# TASK DETAILS
The records that follow need to be output exactly as they are.

───── SUPPLIED RECORDS

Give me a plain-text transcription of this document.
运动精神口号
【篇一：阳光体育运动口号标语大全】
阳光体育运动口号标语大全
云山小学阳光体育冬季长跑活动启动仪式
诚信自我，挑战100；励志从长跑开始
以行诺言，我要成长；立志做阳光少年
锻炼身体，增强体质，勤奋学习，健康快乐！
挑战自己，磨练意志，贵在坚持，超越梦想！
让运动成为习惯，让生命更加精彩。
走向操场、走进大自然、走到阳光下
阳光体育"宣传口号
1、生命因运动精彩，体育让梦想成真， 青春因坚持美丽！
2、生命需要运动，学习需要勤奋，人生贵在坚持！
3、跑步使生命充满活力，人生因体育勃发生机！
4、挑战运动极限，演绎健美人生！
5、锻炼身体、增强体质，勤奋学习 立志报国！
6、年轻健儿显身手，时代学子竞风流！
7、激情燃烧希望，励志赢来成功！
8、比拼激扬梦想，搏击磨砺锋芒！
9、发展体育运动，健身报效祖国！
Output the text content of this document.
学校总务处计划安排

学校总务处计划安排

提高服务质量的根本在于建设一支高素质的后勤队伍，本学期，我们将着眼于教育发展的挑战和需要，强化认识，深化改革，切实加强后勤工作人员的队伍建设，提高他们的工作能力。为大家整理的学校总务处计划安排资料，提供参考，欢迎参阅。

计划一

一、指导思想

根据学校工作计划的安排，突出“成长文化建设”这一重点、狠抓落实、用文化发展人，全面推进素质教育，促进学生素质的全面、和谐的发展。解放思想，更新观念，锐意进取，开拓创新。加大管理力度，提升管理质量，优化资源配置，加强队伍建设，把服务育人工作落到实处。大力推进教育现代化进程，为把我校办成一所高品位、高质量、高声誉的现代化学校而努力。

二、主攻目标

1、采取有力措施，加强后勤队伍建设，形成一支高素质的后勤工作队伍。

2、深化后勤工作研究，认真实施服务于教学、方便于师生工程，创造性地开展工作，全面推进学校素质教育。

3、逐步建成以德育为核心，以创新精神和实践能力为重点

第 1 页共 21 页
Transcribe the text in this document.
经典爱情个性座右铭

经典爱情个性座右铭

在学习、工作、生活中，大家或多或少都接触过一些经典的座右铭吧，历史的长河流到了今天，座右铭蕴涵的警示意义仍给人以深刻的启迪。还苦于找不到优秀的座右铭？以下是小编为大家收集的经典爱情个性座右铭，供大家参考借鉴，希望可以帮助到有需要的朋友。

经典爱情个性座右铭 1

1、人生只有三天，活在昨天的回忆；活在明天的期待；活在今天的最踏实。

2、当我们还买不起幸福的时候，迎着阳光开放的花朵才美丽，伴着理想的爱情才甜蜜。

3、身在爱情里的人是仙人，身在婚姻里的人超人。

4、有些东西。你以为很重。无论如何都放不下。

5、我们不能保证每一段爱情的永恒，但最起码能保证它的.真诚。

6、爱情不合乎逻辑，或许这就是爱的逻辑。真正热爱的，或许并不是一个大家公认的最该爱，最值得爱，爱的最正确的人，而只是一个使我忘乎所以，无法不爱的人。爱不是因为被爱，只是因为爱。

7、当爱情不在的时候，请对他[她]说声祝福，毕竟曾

──────────

# ANSWER FOR THE TASK
Give me a plain-text transcription of this document.
运动精神口号
【篇一：阳光体育运动口号标语大全】
阳光体育运动口号标语大全
云山小学阳光体育冬季长跑活动启动仪式
诚信自我，挑战100；励志从长跑开始
以行诺言，我要成长；立志做阳光少年
锻炼身体，增强体质，勤奋学习，健康快乐！
挑战自己，磨练意志，贵在坚持，超越梦想！
让运动成为习惯，让生命更加精彩。
走向操场、走进大自然、走到阳光下
阳光体育"宣传口号
1、生命因运动精彩，体育让梦想成真， 青春因坚持美丽！
2、生命需要运动，学习需要勤奋，人生贵在坚持！
3、跑步使生命充满活力，人生因体育勃发生机！
4、挑战运动极限，演绎健美人生！
5、锻炼身体、增强体质，勤奋学习 立志报国！
6、年轻健儿显身手，时代学子竞风流！
7、激情燃烧希望，励志赢来成功！
8、比拼激扬梦想，搏击磨砺锋芒！
9、发展体育运动，健身报效祖国！
Output the text content of this document.
学校总务处计划安排

学校总务处计划安排

提高服务质量的根本在于建设一支高素质的后勤队伍，本学期，我们将着眼于教育发展的挑战和需要，强化认识，深化改革，切实加强后勤工作人员的队伍建设，提高他们的工作能力。为大家整理的学校总务处计划安排资料，提供参考，欢迎参阅。

计划一

一、指导思想

根据学校工作计划的安排，突出“成长文化建设”这一重点、狠抓落实、用文化发展人，全面推进素质教育，促进学生素质的全面、和谐的发展。解放思想，更新观念，锐意进取，开拓创新。加大管理力度，提升管理质量，优化资源配置，加强队伍建设，把服务育人工作落到实处。大力推进教育现代化进程，为把我校办成一所高品位、高质量、高声誉的现代化学校而努力。

二、主攻目标

1、采取有力措施，加强后勤队伍建设，形成一支高素质的后勤工作队伍。

2、深化后勤工作研究，认真实施服务于教学、方便于师生工程，创造性地开展工作，全面推进学校素质教育。

3、逐步建成以德育为核心，以创新精神和实践能力为重点

第 1 页共 21 页
Transcribe the text in this document.
经典爱情个性座右铭

经典爱情个性座右铭

在学习、工作、生活中，大家或多或少都接触过一些经典的座右铭吧，历史的长河流到了今天，座右铭蕴涵的警示意义仍给人以深刻的启迪。还苦于找不到优秀的座右铭？以下是小编为大家收集的经典爱情个性座右铭，供大家参考借鉴，希望可以帮助到有需要的朋友。

经典爱情个性座右铭 1

1、人生只有三天，活在昨天的回忆；活在明天的期待；活在今天的最踏实。

2、当我们还买不起幸福的时候，迎着阳光开放的花朵才美丽，伴着理想的爱情才甜蜜。

3、身在爱情里的人是仙人，身在婚姻里的人超人。

4、有些东西。你以为很重。无论如何都放不下。

5、我们不能保证每一段爱情的永恒，但最起码能保证它的.真诚。

6、爱情不合乎逻辑，或许这就是爱的逻辑。真正热爱的，或许并不是一个大家公认的最该爱，最值得爱，爱的最正确的人，而只是一个使我忘乎所以，无法不爱的人。爱不是因为被爱，只是因为爱。

7、当爱情不在的时候，请对他[她]说声祝福，毕竟曾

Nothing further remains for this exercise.